## [WORK TO BE COMPLETED]
Identify the lines that include the word "Förster", then copy all of them.

## [MATERIAL SHOWN]
Begin

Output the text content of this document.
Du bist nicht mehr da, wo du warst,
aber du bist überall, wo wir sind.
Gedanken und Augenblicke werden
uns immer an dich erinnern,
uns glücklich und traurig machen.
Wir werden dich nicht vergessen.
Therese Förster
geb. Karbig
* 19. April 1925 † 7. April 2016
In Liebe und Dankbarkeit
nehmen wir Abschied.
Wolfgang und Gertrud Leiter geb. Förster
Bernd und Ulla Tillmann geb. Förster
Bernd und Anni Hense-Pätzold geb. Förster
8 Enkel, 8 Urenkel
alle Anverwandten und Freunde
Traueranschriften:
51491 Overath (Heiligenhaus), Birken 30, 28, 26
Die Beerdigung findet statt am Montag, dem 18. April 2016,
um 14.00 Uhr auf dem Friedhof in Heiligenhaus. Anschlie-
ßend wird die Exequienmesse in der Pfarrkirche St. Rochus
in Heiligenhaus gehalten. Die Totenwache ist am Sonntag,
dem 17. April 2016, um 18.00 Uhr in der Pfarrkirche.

End

## [WRITTEN RESPONSE]
Therese Förster
Wolfgang und Gertrud Leiter geb. Förster
Bernd und Ulla Tillmann geb. Förster
Bernd und Anni Hense-Pätzold geb. Förster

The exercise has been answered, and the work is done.